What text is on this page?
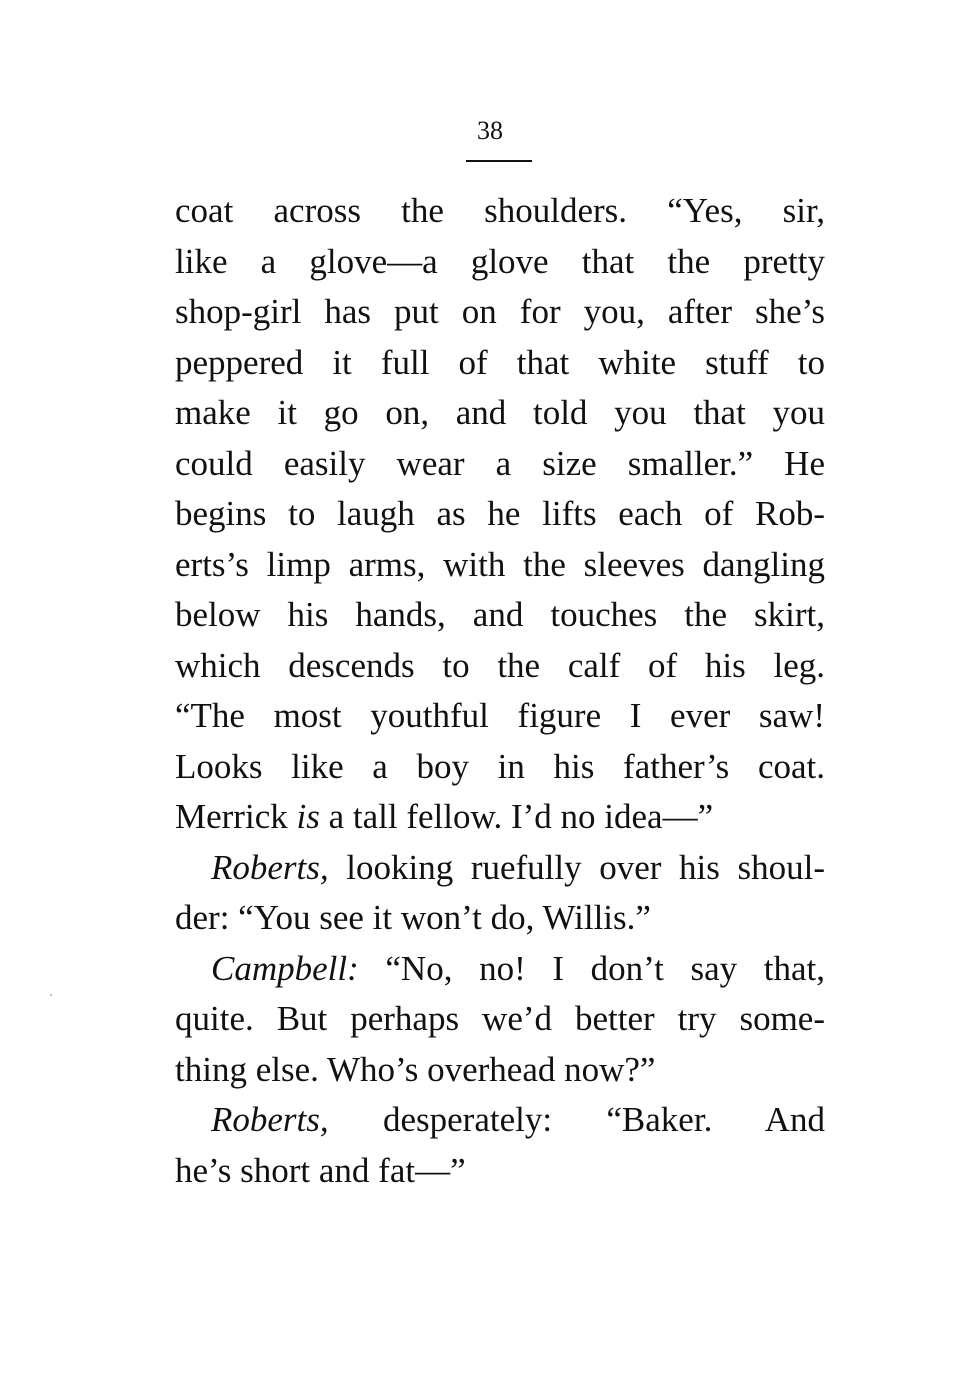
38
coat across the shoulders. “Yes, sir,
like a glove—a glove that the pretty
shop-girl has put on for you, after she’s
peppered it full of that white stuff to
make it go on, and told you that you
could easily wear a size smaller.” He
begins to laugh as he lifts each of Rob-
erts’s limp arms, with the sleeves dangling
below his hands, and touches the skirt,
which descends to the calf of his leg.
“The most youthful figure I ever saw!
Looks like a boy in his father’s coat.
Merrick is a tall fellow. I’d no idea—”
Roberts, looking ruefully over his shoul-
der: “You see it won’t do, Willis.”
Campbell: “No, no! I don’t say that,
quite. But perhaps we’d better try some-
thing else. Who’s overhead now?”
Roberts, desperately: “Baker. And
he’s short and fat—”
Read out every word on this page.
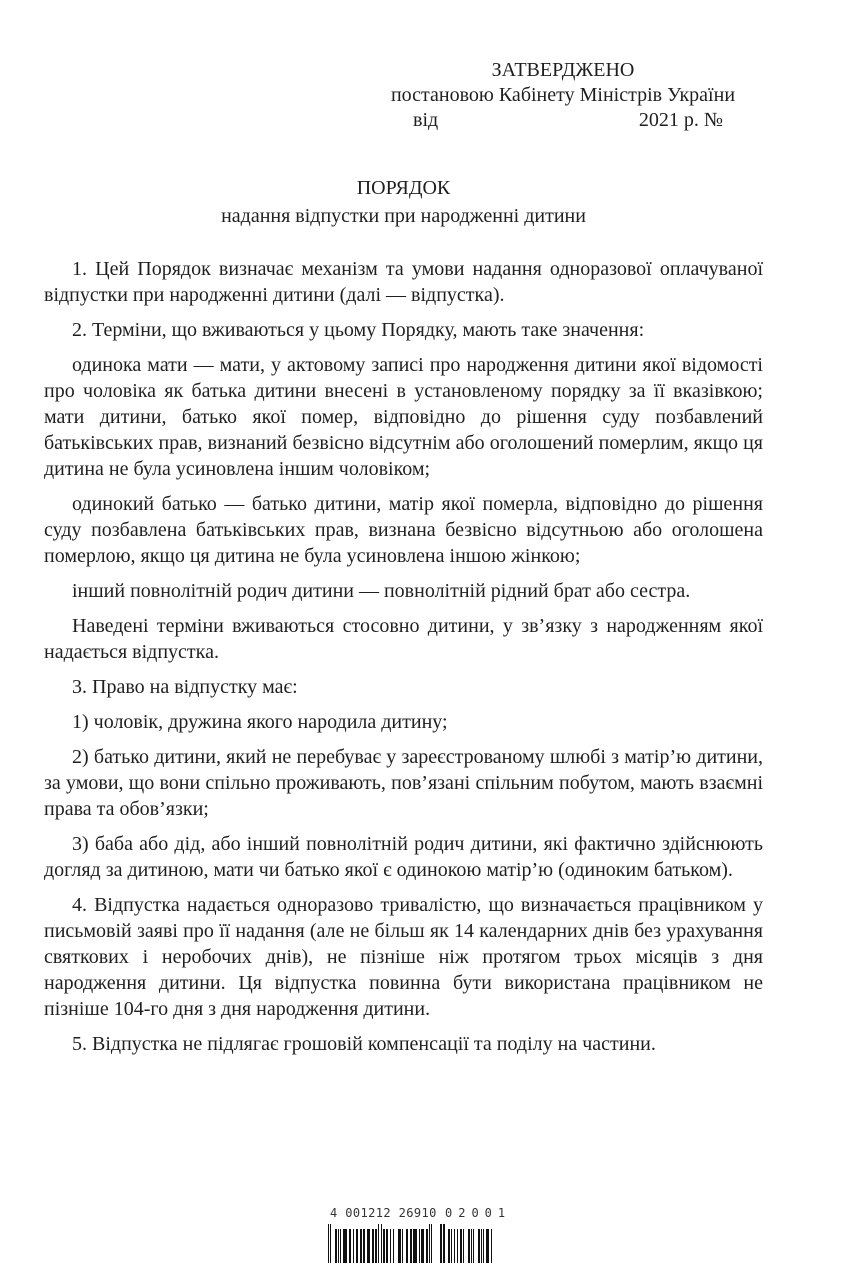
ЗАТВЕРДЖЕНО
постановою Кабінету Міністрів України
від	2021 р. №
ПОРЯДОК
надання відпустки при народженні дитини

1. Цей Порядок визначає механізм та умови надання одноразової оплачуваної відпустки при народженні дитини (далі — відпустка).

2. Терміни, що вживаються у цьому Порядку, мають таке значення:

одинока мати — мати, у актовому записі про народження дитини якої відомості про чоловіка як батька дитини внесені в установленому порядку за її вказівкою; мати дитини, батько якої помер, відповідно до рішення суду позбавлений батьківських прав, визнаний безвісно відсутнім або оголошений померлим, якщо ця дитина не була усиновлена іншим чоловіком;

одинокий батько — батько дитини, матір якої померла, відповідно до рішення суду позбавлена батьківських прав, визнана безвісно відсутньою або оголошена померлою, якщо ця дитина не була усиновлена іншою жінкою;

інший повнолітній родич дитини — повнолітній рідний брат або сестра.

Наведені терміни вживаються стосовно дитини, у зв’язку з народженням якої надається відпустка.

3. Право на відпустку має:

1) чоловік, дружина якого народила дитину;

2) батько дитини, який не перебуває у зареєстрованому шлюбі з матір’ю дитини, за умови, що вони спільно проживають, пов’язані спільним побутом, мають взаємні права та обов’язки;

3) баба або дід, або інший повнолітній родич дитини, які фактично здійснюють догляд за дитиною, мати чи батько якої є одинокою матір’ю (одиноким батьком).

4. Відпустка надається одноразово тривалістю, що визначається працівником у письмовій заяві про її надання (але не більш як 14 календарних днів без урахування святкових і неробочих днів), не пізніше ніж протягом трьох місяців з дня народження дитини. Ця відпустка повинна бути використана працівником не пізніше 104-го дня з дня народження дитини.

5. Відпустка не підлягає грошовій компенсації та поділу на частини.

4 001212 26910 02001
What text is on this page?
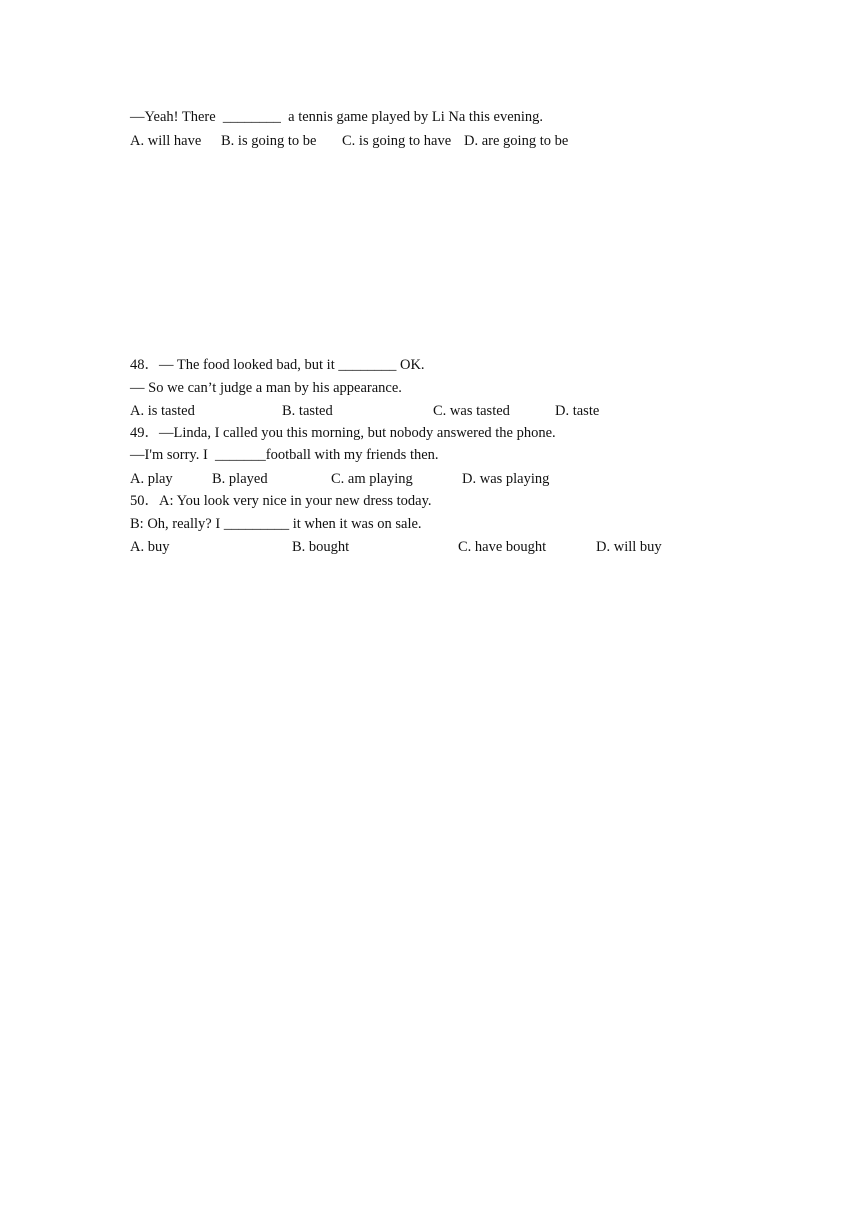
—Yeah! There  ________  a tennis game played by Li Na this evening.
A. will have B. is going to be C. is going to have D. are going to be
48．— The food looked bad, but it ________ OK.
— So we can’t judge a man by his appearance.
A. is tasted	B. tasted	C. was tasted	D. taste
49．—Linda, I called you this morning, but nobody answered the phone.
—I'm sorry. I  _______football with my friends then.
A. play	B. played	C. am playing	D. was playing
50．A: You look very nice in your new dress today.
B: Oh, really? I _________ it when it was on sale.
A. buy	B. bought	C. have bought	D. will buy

· · · · ·

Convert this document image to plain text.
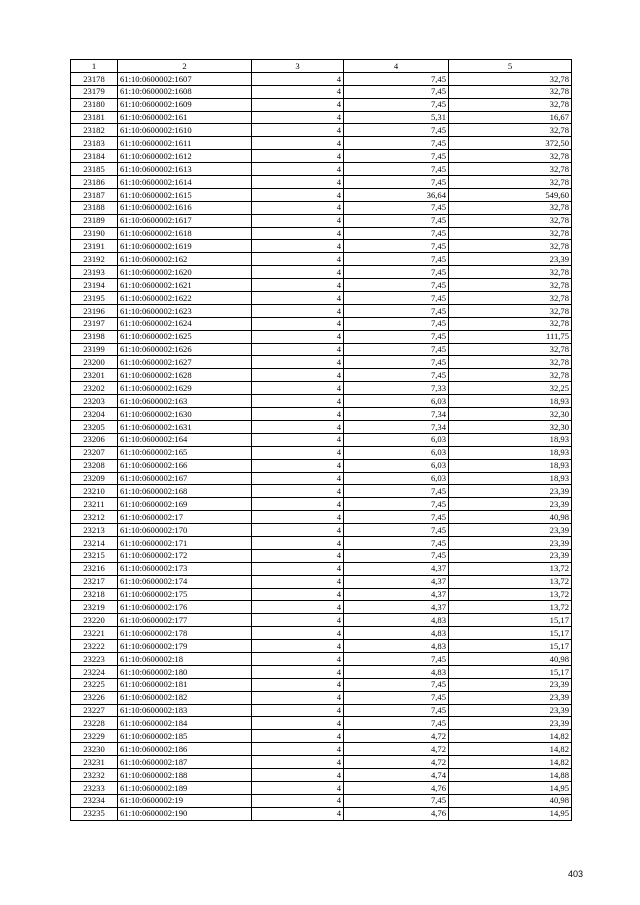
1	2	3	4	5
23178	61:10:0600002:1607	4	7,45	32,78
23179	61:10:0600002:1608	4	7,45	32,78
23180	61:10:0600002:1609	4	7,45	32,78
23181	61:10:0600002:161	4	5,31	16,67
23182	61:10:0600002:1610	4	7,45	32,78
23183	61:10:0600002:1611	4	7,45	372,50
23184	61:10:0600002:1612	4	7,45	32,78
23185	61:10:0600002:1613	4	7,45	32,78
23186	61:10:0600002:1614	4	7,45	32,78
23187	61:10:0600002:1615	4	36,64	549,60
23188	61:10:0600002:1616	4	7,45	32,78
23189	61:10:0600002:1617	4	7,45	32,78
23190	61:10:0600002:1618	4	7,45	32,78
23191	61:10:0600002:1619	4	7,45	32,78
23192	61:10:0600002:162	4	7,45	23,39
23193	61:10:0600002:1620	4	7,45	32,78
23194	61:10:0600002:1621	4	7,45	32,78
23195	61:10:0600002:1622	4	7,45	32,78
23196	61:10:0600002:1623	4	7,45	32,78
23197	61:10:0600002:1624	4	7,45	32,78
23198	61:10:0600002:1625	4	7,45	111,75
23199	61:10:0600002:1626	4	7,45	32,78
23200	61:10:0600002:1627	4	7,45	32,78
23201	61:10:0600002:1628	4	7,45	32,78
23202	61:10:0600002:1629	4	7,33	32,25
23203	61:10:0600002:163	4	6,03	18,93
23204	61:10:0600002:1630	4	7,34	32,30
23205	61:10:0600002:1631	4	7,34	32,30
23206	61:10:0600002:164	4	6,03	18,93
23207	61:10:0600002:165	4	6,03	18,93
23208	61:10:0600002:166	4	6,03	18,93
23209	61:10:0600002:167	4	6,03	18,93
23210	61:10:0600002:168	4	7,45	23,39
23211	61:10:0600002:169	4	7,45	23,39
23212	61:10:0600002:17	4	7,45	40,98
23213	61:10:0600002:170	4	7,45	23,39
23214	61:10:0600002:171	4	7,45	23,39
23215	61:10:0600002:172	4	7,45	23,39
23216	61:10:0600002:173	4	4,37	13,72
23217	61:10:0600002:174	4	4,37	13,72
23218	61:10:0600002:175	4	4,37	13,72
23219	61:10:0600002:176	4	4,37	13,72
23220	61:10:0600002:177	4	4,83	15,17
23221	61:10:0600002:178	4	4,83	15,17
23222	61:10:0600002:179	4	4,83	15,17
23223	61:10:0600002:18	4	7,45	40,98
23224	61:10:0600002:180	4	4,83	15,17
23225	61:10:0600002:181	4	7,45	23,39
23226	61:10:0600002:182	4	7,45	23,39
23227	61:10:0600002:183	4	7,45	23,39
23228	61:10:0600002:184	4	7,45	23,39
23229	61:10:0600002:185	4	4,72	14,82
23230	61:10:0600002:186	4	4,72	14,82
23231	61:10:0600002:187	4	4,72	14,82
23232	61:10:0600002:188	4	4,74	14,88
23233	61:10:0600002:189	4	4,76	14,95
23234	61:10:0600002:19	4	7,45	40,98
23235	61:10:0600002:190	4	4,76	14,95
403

· · · · ·

=== DIRECTIONS ===
From the listing, copy every line where the string "coat" appears.

=== WRITTEN SOLUTION ===
coat across the shoulders. “Yes, sir,
Looks like a boy in his father’s coat.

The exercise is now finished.